_TASK REQUIREMENTS:_
Produce an exact copy of all the data below, dropping every image.
○ ○ ○ ○
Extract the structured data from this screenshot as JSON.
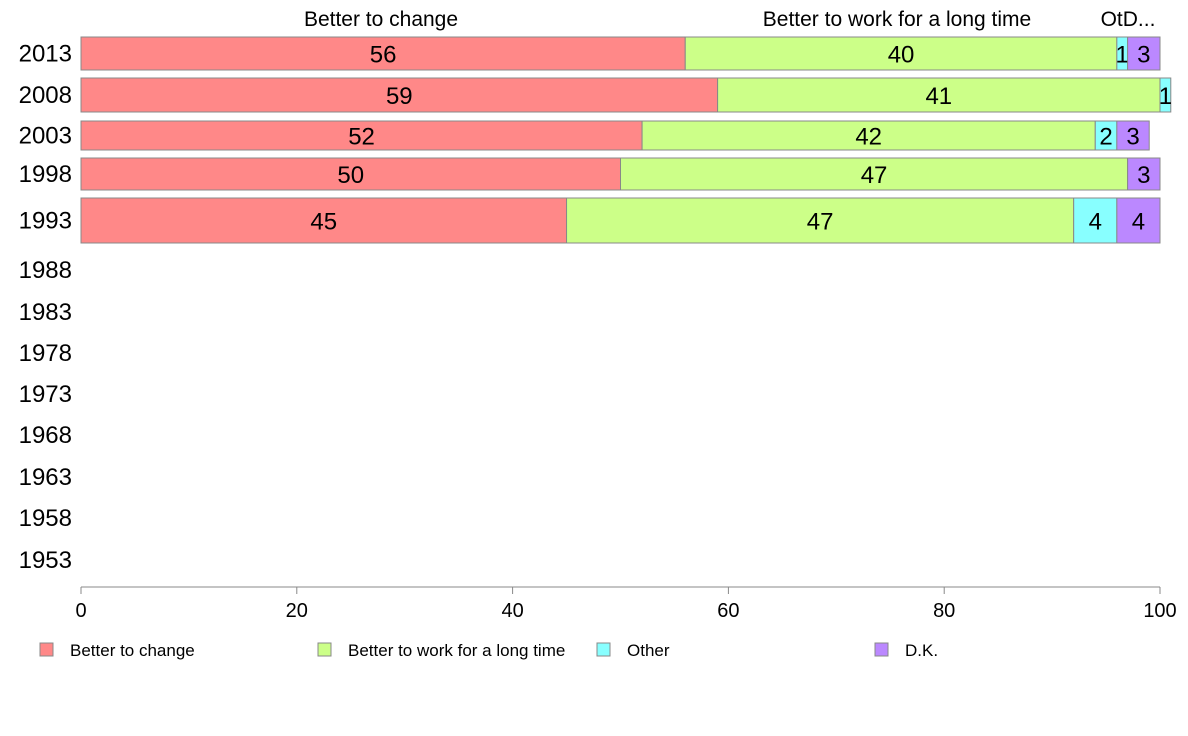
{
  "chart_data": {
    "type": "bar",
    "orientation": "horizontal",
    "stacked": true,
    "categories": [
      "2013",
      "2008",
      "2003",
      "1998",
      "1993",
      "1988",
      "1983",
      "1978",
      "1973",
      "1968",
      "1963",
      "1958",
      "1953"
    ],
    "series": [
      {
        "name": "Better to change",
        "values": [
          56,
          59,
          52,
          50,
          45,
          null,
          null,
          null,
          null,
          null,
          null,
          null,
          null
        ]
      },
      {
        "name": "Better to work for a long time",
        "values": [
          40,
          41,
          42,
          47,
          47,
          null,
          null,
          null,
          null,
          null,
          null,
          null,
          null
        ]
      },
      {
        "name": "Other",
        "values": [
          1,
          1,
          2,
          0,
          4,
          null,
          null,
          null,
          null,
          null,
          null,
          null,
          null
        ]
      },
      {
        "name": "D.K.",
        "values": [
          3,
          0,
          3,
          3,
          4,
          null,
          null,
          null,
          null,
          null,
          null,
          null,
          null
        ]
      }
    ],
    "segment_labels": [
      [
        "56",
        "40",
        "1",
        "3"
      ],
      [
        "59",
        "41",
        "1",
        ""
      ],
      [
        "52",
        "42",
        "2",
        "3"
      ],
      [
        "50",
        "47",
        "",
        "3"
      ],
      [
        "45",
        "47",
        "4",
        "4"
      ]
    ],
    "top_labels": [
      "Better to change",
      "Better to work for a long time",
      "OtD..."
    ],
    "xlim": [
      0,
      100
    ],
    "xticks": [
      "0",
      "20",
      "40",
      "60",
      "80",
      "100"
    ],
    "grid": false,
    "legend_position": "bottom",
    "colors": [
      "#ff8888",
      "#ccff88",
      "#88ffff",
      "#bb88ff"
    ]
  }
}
○ ○ ○ ○
_SOLVED PROBLEM:_
Extract the structured data from this screenshot as JSON.
{
  "chart_data": {
    "type": "bar",
    "orientation": "horizontal",
    "stacked": true,
    "categories": [
      "2013",
      "2008",
      "2003",
      "1998",
      "1993",
      "1988",
      "1983",
      "1978",
      "1973",
      "1968",
      "1963",
      "1958",
      "1953"
    ],
    "series": [
      {
        "name": "Better to change",
        "values": [
          56,
          59,
          52,
          50,
          45,
          null,
          null,
          null,
          null,
          null,
          null,
          null,
          null
        ]
      },
      {
        "name": "Better to work for a long time",
        "values": [
          40,
          41,
          42,
          47,
          47,
          null,
          null,
          null,
          null,
          null,
          null,
          null,
          null
        ]
      },
      {
        "name": "Other",
        "values": [
          1,
          1,
          2,
          0,
          4,
          null,
          null,
          null,
          null,
          null,
          null,
          null,
          null
        ]
      },
      {
        "name": "D.K.",
        "values": [
          3,
          0,
          3,
          3,
          4,
          null,
          null,
          null,
          null,
          null,
          null,
          null,
          null
        ]
      }
    ],
    "segment_labels": [
      [
        "56",
        "40",
        "1",
        "3"
      ],
      [
        "59",
        "41",
        "1",
        ""
      ],
      [
        "52",
        "42",
        "2",
        "3"
      ],
      [
        "50",
        "47",
        "",
        "3"
      ],
      [
        "45",
        "47",
        "4",
        "4"
      ]
    ],
    "top_labels": [
      "Better to change",
      "Better to work for a long time",
      "OtD..."
    ],
    "xlim": [
      0,
      100
    ],
    "xticks": [
      "0",
      "20",
      "40",
      "60",
      "80",
      "100"
    ],
    "grid": false,
    "legend_position": "bottom",
    "colors": [
      "#ff8888",
      "#ccff88",
      "#88ffff",
      "#bb88ff"
    ]
  }
}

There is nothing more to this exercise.